[MATERIAL TO PROCESS start]

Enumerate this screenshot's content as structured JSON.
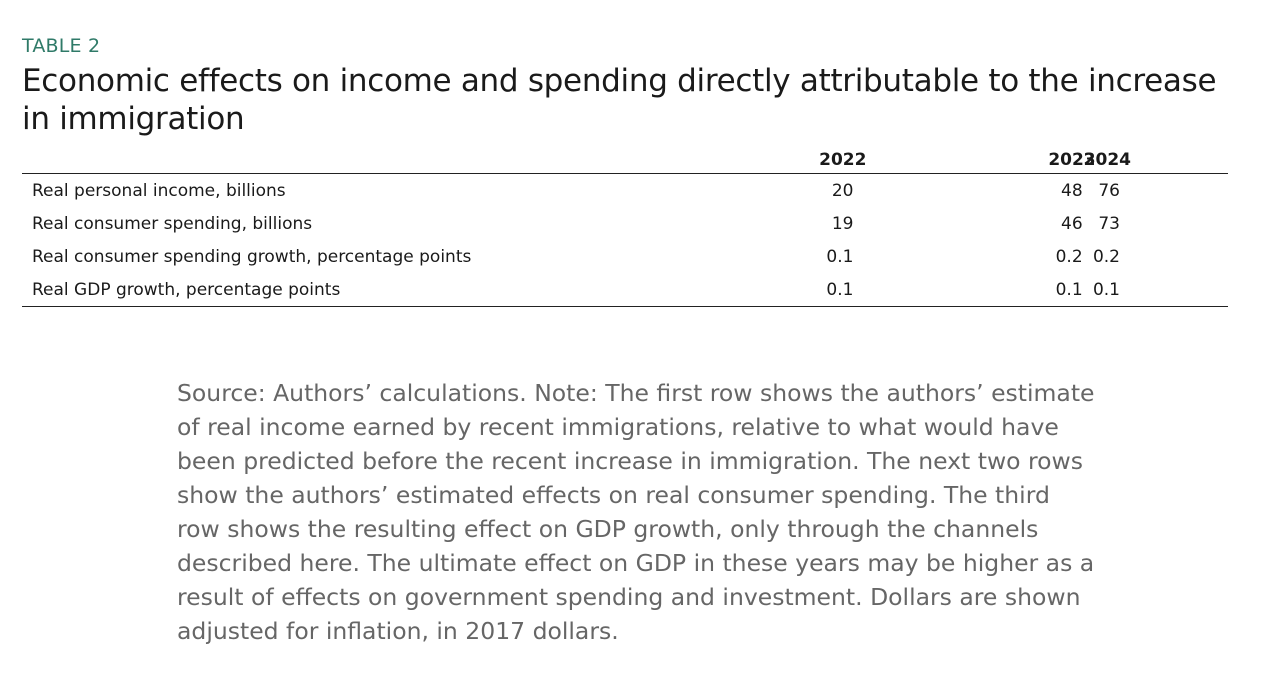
{
  "label": "TABLE 2",
  "title": "Economic effects on income and spending directly attributable to the increase in immigration",
  "table": {
    "columns": [
      "",
      "2022",
      "2023",
      "2024"
    ],
    "rows": [
      {
        "label": "Real personal income, billions",
        "values": [
          "20",
          "48",
          "76"
        ]
      },
      {
        "label": "Real consumer spending, billions",
        "values": [
          "19",
          "46",
          "73"
        ]
      },
      {
        "label": "Real consumer spending growth, percentage points",
        "values": [
          "0.1",
          "0.2",
          "0.2"
        ]
      },
      {
        "label": "Real GDP growth, percentage points",
        "values": [
          "0.1",
          "0.1",
          "0.1"
        ]
      }
    ]
  },
  "note": "Source: Authors’ calculations. Note: The first row shows the authors’ estimate of real income earned by recent immigrations, relative to what would have been predicted before the recent increase in immigration. The next two rows show the authors’ estimated effects on real consumer spending. The third row shows the resulting effect on GDP growth, only through the channels described here. The ultimate effect on GDP in these years may be higher as a result of effects on government spending and investment. Dollars are shown adjusted for inflation, in 2017 dollars."
}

[MATERIAL TO PROCESS end]

### [INSTRUCTIONS TO FOLLOW]
In the copy, include no pictures; restate the listing above exactly.

### [RESULT OF THE TASK]
Enumerate this screenshot's content as structured JSON.
{
  "label": "TABLE 2",
  "title": "Economic effects on income and spending directly attributable to the increase in immigration",
  "table": {
    "columns": [
      "",
      "2022",
      "2023",
      "2024"
    ],
    "rows": [
      {
        "label": "Real personal income, billions",
        "values": [
          "20",
          "48",
          "76"
        ]
      },
      {
        "label": "Real consumer spending, billions",
        "values": [
          "19",
          "46",
          "73"
        ]
      },
      {
        "label": "Real consumer spending growth, percentage points",
        "values": [
          "0.1",
          "0.2",
          "0.2"
        ]
      },
      {
        "label": "Real GDP growth, percentage points",
        "values": [
          "0.1",
          "0.1",
          "0.1"
        ]
      }
    ]
  },
  "note": "Source: Authors’ calculations. Note: The first row shows the authors’ estimate of real income earned by recent immigrations, relative to what would have been predicted before the recent increase in immigration. The next two rows show the authors’ estimated effects on real consumer spending. The third row shows the resulting effect on GDP growth, only through the channels described here. The ultimate effect on GDP in these years may be higher as a result of effects on government spending and investment. Dollars are shown adjusted for inflation, in 2017 dollars."
}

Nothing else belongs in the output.